* Start *
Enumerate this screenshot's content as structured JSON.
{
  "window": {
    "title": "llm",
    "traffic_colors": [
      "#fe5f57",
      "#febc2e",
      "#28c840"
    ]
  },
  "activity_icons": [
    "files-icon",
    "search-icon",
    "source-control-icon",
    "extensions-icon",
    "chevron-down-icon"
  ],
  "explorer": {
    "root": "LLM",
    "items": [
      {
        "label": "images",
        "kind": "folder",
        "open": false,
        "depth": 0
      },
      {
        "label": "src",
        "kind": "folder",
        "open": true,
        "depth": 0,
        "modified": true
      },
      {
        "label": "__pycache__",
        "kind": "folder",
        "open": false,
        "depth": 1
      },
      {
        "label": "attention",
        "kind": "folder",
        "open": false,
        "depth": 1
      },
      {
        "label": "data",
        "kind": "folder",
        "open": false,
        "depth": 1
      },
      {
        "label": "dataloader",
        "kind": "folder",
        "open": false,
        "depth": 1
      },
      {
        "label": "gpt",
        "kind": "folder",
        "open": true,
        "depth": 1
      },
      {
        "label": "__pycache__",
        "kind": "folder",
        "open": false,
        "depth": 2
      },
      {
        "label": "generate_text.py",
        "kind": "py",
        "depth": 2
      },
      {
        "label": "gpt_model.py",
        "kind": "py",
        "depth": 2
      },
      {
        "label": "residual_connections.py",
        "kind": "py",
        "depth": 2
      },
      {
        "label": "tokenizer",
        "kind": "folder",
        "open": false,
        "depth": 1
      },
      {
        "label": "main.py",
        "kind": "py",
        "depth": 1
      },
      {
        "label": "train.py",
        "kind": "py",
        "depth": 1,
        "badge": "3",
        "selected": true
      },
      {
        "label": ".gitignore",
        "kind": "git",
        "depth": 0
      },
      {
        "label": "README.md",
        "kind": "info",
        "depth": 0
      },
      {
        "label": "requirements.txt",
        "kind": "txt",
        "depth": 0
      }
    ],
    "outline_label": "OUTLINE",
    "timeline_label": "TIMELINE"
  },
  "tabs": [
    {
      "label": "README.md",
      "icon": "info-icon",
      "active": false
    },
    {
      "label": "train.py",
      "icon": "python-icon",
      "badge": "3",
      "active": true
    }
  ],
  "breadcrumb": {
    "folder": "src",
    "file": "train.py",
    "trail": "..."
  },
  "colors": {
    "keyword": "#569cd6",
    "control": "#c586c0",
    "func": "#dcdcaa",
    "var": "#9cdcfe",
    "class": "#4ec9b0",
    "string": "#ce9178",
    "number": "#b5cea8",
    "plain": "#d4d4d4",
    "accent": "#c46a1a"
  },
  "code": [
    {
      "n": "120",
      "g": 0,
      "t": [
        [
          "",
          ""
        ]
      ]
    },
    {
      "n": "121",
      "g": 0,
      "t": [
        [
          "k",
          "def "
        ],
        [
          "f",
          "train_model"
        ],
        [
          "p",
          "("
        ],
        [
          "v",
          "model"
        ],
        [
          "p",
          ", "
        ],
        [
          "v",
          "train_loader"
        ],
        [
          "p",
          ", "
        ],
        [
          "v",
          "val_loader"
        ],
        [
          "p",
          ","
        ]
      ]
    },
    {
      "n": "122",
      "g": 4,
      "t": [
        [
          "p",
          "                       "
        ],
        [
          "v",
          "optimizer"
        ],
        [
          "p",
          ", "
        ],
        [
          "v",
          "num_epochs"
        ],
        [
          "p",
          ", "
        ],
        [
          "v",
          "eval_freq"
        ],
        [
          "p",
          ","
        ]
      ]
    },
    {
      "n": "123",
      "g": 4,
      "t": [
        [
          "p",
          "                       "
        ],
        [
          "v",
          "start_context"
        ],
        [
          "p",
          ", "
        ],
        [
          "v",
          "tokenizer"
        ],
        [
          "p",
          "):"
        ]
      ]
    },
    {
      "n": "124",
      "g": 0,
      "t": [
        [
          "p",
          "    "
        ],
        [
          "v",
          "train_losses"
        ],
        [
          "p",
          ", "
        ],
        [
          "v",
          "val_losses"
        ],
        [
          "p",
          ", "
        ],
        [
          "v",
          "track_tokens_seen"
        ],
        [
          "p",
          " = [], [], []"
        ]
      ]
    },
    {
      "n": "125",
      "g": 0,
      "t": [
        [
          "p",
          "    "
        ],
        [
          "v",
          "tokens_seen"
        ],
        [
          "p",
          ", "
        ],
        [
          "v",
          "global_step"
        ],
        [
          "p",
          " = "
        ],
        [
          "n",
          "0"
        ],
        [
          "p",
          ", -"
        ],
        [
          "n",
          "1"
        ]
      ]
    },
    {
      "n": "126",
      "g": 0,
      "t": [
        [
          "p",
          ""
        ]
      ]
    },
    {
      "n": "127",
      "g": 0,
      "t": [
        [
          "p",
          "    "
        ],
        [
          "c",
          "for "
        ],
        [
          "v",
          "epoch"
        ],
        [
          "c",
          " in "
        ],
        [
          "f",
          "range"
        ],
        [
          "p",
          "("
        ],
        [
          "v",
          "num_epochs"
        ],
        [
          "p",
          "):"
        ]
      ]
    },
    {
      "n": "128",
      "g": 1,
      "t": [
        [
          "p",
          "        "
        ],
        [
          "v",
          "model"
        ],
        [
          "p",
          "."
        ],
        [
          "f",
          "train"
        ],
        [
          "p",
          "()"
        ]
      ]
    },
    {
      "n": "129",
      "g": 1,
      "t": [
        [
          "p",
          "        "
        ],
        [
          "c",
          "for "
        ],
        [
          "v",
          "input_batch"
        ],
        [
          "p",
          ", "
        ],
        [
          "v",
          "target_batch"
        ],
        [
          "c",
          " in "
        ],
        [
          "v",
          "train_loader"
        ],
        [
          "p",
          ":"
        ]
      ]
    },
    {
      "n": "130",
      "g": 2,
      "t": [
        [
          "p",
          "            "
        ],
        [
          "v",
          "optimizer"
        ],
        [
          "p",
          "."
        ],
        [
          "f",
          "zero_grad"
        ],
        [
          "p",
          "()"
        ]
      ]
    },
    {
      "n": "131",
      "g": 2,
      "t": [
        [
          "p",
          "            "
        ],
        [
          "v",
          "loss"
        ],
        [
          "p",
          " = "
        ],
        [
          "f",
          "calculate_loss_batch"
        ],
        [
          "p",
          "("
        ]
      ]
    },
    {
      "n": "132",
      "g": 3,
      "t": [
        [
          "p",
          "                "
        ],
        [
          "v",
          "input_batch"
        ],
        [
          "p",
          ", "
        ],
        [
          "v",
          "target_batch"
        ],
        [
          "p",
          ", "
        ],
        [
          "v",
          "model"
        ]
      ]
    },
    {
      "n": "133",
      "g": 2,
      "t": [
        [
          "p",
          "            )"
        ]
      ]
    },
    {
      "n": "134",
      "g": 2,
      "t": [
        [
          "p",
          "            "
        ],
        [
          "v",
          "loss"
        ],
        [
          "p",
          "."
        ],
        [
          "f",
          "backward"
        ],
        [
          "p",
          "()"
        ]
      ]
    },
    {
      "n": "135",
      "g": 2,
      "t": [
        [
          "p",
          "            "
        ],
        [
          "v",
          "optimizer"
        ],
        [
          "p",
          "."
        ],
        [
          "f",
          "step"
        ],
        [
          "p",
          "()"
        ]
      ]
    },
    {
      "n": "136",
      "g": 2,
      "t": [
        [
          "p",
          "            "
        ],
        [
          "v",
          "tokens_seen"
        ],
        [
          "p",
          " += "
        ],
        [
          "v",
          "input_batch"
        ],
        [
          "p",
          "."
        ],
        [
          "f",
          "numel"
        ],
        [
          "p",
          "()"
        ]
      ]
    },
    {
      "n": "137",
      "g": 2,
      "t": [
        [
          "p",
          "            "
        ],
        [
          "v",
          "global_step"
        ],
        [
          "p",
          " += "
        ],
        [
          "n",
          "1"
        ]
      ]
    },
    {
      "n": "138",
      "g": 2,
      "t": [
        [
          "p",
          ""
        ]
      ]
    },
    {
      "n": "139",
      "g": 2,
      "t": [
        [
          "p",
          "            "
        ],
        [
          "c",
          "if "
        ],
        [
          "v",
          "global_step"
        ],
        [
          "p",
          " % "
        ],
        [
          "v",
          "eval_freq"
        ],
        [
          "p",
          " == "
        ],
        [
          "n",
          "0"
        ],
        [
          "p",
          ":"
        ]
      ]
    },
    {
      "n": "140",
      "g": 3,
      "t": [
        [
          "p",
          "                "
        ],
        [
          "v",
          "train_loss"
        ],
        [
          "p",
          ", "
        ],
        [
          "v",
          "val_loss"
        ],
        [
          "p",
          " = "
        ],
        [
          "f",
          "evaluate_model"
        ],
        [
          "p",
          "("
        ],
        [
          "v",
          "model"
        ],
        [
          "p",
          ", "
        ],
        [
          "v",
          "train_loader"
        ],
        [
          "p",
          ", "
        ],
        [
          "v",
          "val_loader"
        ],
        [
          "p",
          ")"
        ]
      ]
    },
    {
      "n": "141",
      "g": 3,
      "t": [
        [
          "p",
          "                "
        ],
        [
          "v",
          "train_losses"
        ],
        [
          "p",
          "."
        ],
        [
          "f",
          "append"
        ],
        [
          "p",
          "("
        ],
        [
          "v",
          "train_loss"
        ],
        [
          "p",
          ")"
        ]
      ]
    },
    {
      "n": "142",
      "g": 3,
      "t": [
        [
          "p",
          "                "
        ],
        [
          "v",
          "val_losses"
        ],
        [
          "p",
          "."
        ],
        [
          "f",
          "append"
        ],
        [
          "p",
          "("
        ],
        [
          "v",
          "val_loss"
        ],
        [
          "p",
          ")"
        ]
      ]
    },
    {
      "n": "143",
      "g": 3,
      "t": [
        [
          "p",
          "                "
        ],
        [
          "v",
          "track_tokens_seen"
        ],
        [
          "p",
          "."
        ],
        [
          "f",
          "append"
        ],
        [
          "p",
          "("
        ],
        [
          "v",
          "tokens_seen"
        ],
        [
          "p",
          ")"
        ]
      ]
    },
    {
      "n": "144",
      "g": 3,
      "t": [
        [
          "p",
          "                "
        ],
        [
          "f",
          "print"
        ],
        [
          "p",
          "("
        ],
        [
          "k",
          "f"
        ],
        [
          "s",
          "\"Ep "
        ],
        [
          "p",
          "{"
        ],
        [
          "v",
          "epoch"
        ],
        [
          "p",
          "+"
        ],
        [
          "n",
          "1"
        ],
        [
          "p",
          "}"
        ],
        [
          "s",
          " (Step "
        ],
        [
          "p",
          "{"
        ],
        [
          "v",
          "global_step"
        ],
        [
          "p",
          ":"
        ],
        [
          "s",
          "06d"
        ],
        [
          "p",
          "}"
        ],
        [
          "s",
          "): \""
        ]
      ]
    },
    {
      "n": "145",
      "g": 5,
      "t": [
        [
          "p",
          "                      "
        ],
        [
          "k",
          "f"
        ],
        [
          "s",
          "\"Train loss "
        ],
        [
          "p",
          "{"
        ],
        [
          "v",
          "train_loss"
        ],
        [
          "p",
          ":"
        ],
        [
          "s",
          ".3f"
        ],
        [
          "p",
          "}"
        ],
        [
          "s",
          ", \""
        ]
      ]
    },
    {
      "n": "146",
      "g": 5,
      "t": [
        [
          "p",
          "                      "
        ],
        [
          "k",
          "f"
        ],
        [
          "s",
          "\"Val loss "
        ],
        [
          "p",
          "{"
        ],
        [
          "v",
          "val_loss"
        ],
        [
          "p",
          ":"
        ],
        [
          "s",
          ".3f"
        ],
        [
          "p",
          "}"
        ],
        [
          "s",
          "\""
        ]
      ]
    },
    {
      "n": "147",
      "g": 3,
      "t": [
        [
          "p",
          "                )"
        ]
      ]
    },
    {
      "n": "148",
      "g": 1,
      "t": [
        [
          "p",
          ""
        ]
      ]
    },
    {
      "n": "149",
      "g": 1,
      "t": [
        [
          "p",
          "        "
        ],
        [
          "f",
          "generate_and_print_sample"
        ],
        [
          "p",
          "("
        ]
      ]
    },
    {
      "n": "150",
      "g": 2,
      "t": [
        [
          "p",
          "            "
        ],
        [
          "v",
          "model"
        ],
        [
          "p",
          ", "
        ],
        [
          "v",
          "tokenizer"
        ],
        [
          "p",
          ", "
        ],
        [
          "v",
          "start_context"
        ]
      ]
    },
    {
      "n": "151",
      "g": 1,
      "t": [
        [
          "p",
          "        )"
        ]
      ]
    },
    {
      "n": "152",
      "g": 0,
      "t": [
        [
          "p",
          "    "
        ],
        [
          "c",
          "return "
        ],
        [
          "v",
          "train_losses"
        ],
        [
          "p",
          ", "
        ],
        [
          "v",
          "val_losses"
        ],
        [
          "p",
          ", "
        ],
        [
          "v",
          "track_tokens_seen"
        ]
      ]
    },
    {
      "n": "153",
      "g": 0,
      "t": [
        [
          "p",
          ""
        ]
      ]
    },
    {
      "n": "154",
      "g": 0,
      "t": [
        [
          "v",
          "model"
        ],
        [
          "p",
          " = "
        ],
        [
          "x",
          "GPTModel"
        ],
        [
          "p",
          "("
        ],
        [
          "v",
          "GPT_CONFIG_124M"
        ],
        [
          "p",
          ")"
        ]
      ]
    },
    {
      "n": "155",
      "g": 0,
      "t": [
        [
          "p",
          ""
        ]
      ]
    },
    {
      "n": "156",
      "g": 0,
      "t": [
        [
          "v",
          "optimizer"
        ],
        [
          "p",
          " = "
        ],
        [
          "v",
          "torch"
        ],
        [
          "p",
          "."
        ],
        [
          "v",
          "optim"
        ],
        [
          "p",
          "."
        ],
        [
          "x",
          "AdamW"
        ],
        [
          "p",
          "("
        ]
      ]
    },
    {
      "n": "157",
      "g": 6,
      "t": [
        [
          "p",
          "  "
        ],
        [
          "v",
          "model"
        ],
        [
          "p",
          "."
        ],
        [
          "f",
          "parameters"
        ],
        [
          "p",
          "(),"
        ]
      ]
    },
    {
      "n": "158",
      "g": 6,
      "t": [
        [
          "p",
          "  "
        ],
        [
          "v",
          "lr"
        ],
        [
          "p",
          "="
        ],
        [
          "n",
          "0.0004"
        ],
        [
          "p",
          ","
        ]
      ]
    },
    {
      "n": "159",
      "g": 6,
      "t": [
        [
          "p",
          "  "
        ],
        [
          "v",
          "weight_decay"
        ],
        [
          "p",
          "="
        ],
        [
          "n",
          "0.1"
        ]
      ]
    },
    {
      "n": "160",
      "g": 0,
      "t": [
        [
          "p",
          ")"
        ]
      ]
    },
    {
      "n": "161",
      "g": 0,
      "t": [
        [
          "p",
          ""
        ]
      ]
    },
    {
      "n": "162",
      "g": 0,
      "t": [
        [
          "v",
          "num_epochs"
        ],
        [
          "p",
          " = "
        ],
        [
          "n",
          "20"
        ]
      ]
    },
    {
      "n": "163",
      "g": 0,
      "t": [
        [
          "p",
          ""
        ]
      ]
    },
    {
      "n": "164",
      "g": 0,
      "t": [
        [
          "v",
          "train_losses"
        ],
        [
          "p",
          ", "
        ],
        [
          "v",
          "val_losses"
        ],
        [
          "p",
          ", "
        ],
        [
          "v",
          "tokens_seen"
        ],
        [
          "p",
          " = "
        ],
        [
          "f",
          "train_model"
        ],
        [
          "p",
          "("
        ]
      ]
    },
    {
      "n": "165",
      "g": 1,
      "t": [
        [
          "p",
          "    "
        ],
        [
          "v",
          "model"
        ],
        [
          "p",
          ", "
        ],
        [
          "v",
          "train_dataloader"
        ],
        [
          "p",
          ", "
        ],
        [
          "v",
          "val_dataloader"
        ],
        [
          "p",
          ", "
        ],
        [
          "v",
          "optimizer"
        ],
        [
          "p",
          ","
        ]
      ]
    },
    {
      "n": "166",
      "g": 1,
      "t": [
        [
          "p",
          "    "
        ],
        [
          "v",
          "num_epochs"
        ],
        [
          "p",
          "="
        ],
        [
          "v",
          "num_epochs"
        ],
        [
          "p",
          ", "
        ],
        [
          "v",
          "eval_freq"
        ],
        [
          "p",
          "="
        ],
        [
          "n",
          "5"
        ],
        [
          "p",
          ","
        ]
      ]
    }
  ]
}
* End *
▶ **WHAT IS BEING ASKED**:
Extract each line holding the string "control".

▶ **EXPECTED ANSWER**:
    "source-control-icon",
    "control": "#c586c0",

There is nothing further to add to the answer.